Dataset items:
╔══

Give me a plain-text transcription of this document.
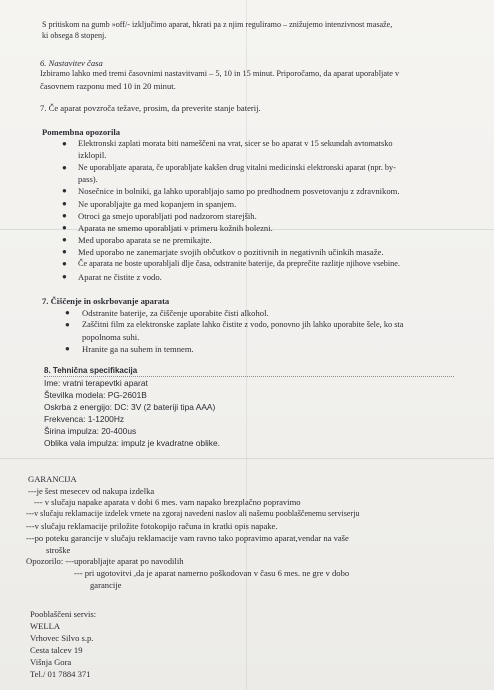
S pritiskom na gumb »off/- izključimo aparat, hkrati pa z njim reguliramo – znižujemo intenzivnost masaže,
ki obsega 8 stopenj.
6. Nastavitev časa
Izbiramo lahko med tremi časovnimi nastavitvami – 5, 10 in 15 minut. Priporočamo, da aparat uporabljate v
časovnem razponu med 10 in 20 minut.
7. Če aparat povzroča težave, prosim, da preverite stanje baterij.
Pomembna opozorila
● Elektronski zaplati morata biti nameščeni na vrat, sicer se bo aparat v 15 sekundah avtomatsko
izklopil.
● Ne uporabljate aparata, če uporabljate kakšen drug vitalni medicinski elektronski aparat (npr. by-
pass).
● Nosečnice in bolniki, ga lahko uporabljajo samo po predhodnem posvetovanju z zdravnikom.
● Ne uporabljajte ga med kopanjem in spanjem.
● Otroci ga smejo uporabljati pod nadzorom starejših.
● Aparata ne smemo uporabljati v primeru kožnih bolezni.
● Med uporabo aparata se ne premikajte.
● Med uporabo ne zanemarjate svojih občutkov o pozitivnih in negativnih učinkih masaže.
● Če aparata ne boste uporabljali dlje časa, odstranite baterije, da preprečite razlitje njihove vsebine.
● Aparat ne čistite z vodo.
7. Čiščenje in oskrbovanje aparata
● Odstranite baterije, za čiščenje uporabite čisti alkohol.
● Zaščitni film za elektronske zaplate lahko čistite z vodo, ponovno jih lahko uporabite šele, ko sta
popolnoma suhi.
● Hranite ga na suhem in temnem.
8. Tehnična specifikacija
Ime: vratni terapevtki aparat
Številka modela: PG-2601B
Oskrba z energijo: DC: 3V (2 bateriji tipa AAA)
Frekvenca: 1-1200Hz
Širina impulza: 20-400us
Oblika vala impulza: impulz je kvadratne oblike.
GARANCIJA
---je šest mesecev od nakupa izdelka
--- v slučaju napake aparata v dobi 6 mes. vam napako brezplačno popravimo
---v slučaju reklamacije izdelek vrnete na zgoraj navedeni naslov ali našemu pooblaščenemu serviserju
---v slučaju reklamacije priložite fotokopijo računa in kratki opis napake.
---po poteku garancije v slučaju reklamacije vam ravno tako popravimo aparat,vendar na vaše
stroške
Opozorilo: ---uporabljajte aparat po navodilih
--- pri ugotovitvi ,da je aparat namerno poškodovan v času 6 mes. ne gre v dobo
garancije
Pooblaščeni servis:
WELLA
Vrhovec Silvo s.p.
Cesta talcev 19
Višnja Gora
Tel./ 01 7884 371
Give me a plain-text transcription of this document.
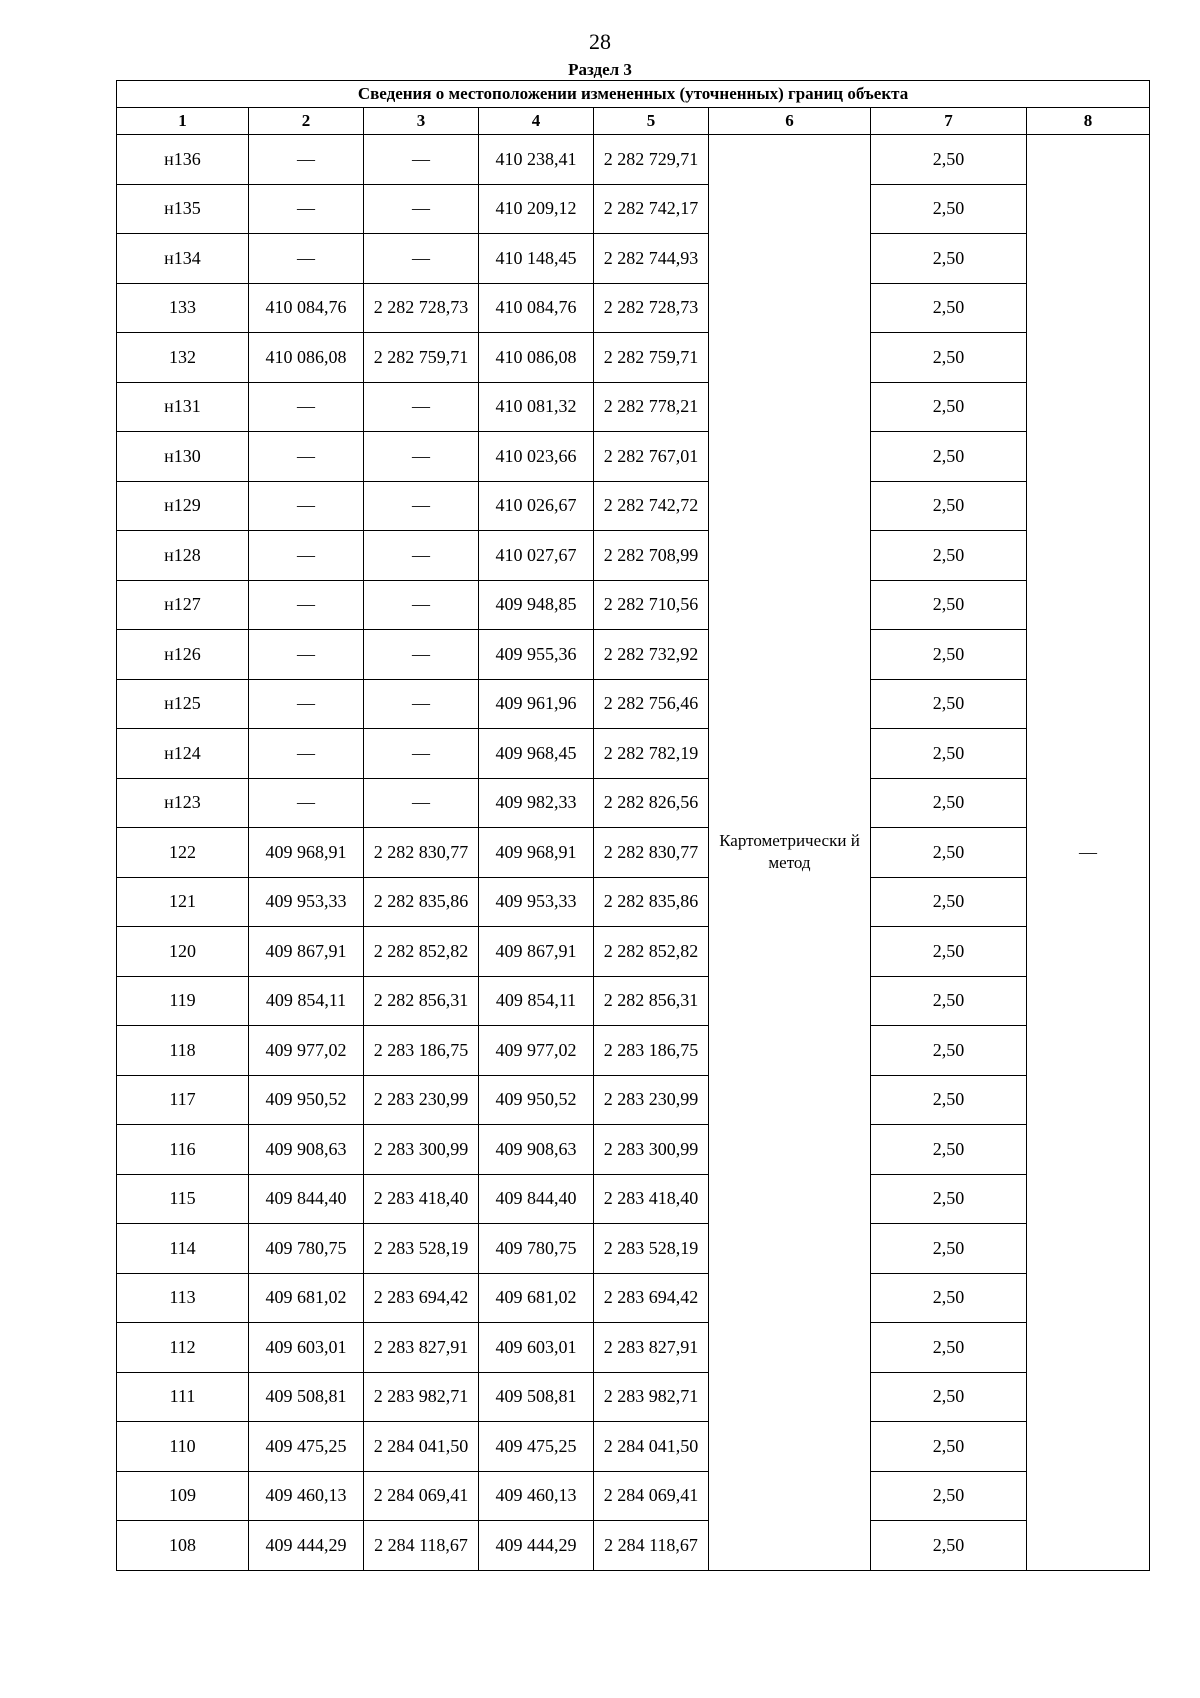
28
Раздел 3
Сведения о местоположении измененных (уточненных) границ объекта							
1	2	3	4	5	6	7	8
н136	—	—	410 238,41	2 282 729,71	Картометрически й метод	2,50	—
н135	—	—	410 209,12	2 282 742,17		2,50	
н134	—	—	410 148,45	2 282 744,93		2,50	
133	410 084,76	2 282 728,73	410 084,76	2 282 728,73		2,50	
132	410 086,08	2 282 759,71	410 086,08	2 282 759,71		2,50	
н131	—	—	410 081,32	2 282 778,21		2,50	
н130	—	—	410 023,66	2 282 767,01		2,50	
н129	—	—	410 026,67	2 282 742,72		2,50	
н128	—	—	410 027,67	2 282 708,99		2,50	
н127	—	—	409 948,85	2 282 710,56		2,50	
н126	—	—	409 955,36	2 282 732,92		2,50	
н125	—	—	409 961,96	2 282 756,46		2,50	
н124	—	—	409 968,45	2 282 782,19		2,50	
н123	—	—	409 982,33	2 282 826,56		2,50	
122	409 968,91	2 282 830,77	409 968,91	2 282 830,77		2,50	
121	409 953,33	2 282 835,86	409 953,33	2 282 835,86		2,50	
120	409 867,91	2 282 852,82	409 867,91	2 282 852,82		2,50	
119	409 854,11	2 282 856,31	409 854,11	2 282 856,31		2,50	
118	409 977,02	2 283 186,75	409 977,02	2 283 186,75		2,50	
117	409 950,52	2 283 230,99	409 950,52	2 283 230,99		2,50	
116	409 908,63	2 283 300,99	409 908,63	2 283 300,99		2,50	
115	409 844,40	2 283 418,40	409 844,40	2 283 418,40		2,50	
114	409 780,75	2 283 528,19	409 780,75	2 283 528,19		2,50	
113	409 681,02	2 283 694,42	409 681,02	2 283 694,42		2,50	
112	409 603,01	2 283 827,91	409 603,01	2 283 827,91		2,50	
111	409 508,81	2 283 982,71	409 508,81	2 283 982,71		2,50	
110	409 475,25	2 284 041,50	409 475,25	2 284 041,50		2,50	
109	409 460,13	2 284 069,41	409 460,13	2 284 069,41		2,50	
108	409 444,29	2 284 118,67	409 444,29	2 284 118,67		2,50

╚══

Required work:
Will you restate every entry word for word and omit the images?

Full answer:
Give me a plain-text transcription of this document.
S pritiskom na gumb »off/- izključimo aparat, hkrati pa z njim reguliramo – znižujemo intenzivnost masaže,
ki obsega 8 stopenj.
6. Nastavitev časa
Izbiramo lahko med tremi časovnimi nastavitvami – 5, 10 in 15 minut. Priporočamo, da aparat uporabljate v
časovnem razponu med 10 in 20 minut.
7. Če aparat povzroča težave, prosim, da preverite stanje baterij.
Pomembna opozorila
● Elektronski zaplati morata biti nameščeni na vrat, sicer se bo aparat v 15 sekundah avtomatsko
izklopil.
● Ne uporabljate aparata, če uporabljate kakšen drug vitalni medicinski elektronski aparat (npr. by-
pass).
● Nosečnice in bolniki, ga lahko uporabljajo samo po predhodnem posvetovanju z zdravnikom.
● Ne uporabljajte ga med kopanjem in spanjem.
● Otroci ga smejo uporabljati pod nadzorom starejših.
● Aparata ne smemo uporabljati v primeru kožnih bolezni.
● Med uporabo aparata se ne premikajte.
● Med uporabo ne zanemarjate svojih občutkov o pozitivnih in negativnih učinkih masaže.
● Če aparata ne boste uporabljali dlje časa, odstranite baterije, da preprečite razlitje njihove vsebine.
● Aparat ne čistite z vodo.
7. Čiščenje in oskrbovanje aparata
● Odstranite baterije, za čiščenje uporabite čisti alkohol.
● Zaščitni film za elektronske zaplate lahko čistite z vodo, ponovno jih lahko uporabite šele, ko sta
popolnoma suhi.
● Hranite ga na suhem in temnem.
8. Tehnična specifikacija
Ime: vratni terapevtki aparat
Številka modela: PG-2601B
Oskrba z energijo: DC: 3V (2 bateriji tipa AAA)
Frekvenca: 1-1200Hz
Širina impulza: 20-400us
Oblika vala impulza: impulz je kvadratne oblike.
GARANCIJA
---je šest mesecev od nakupa izdelka
--- v slučaju napake aparata v dobi 6 mes. vam napako brezplačno popravimo
---v slučaju reklamacije izdelek vrnete na zgoraj navedeni naslov ali našemu pooblaščenemu serviserju
---v slučaju reklamacije priložite fotokopijo računa in kratki opis napake.
---po poteku garancije v slučaju reklamacije vam ravno tako popravimo aparat,vendar na vaše
stroške
Opozorilo: ---uporabljajte aparat po navodilih
--- pri ugotovitvi ,da je aparat namerno poškodovan v času 6 mes. ne gre v dobo
garancije
Pooblaščeni servis:
WELLA
Vrhovec Silvo s.p.
Cesta talcev 19
Višnja Gora
Tel./ 01 7884 371
Give me a plain-text transcription of this document.
28
Раздел 3
Сведения о местоположении измененных (уточненных) границ объекта							
1	2	3	4	5	6	7	8
н136	—	—	410 238,41	2 282 729,71	Картометрически й метод	2,50	—
н135	—	—	410 209,12	2 282 742,17		2,50	
н134	—	—	410 148,45	2 282 744,93		2,50	
133	410 084,76	2 282 728,73	410 084,76	2 282 728,73		2,50	
132	410 086,08	2 282 759,71	410 086,08	2 282 759,71		2,50	
н131	—	—	410 081,32	2 282 778,21		2,50	
н130	—	—	410 023,66	2 282 767,01		2,50	
н129	—	—	410 026,67	2 282 742,72		2,50	
н128	—	—	410 027,67	2 282 708,99		2,50	
н127	—	—	409 948,85	2 282 710,56		2,50	
н126	—	—	409 955,36	2 282 732,92		2,50	
н125	—	—	409 961,96	2 282 756,46		2,50	
н124	—	—	409 968,45	2 282 782,19		2,50	
н123	—	—	409 982,33	2 282 826,56		2,50	
122	409 968,91	2 282 830,77	409 968,91	2 282 830,77		2,50	
121	409 953,33	2 282 835,86	409 953,33	2 282 835,86		2,50	
120	409 867,91	2 282 852,82	409 867,91	2 282 852,82		2,50	
119	409 854,11	2 282 856,31	409 854,11	2 282 856,31		2,50	
118	409 977,02	2 283 186,75	409 977,02	2 283 186,75		2,50	
117	409 950,52	2 283 230,99	409 950,52	2 283 230,99		2,50	
116	409 908,63	2 283 300,99	409 908,63	2 283 300,99		2,50	
115	409 844,40	2 283 418,40	409 844,40	2 283 418,40		2,50	
114	409 780,75	2 283 528,19	409 780,75	2 283 528,19		2,50	
113	409 681,02	2 283 694,42	409 681,02	2 283 694,42		2,50	
112	409 603,01	2 283 827,91	409 603,01	2 283 827,91		2,50	
111	409 508,81	2 283 982,71	409 508,81	2 283 982,71		2,50	
110	409 475,25	2 284 041,50	409 475,25	2 284 041,50		2,50	
109	409 460,13	2 284 069,41	409 460,13	2 284 069,41		2,50	
108	409 444,29	2 284 118,67	409 444,29	2 284 118,67		2,50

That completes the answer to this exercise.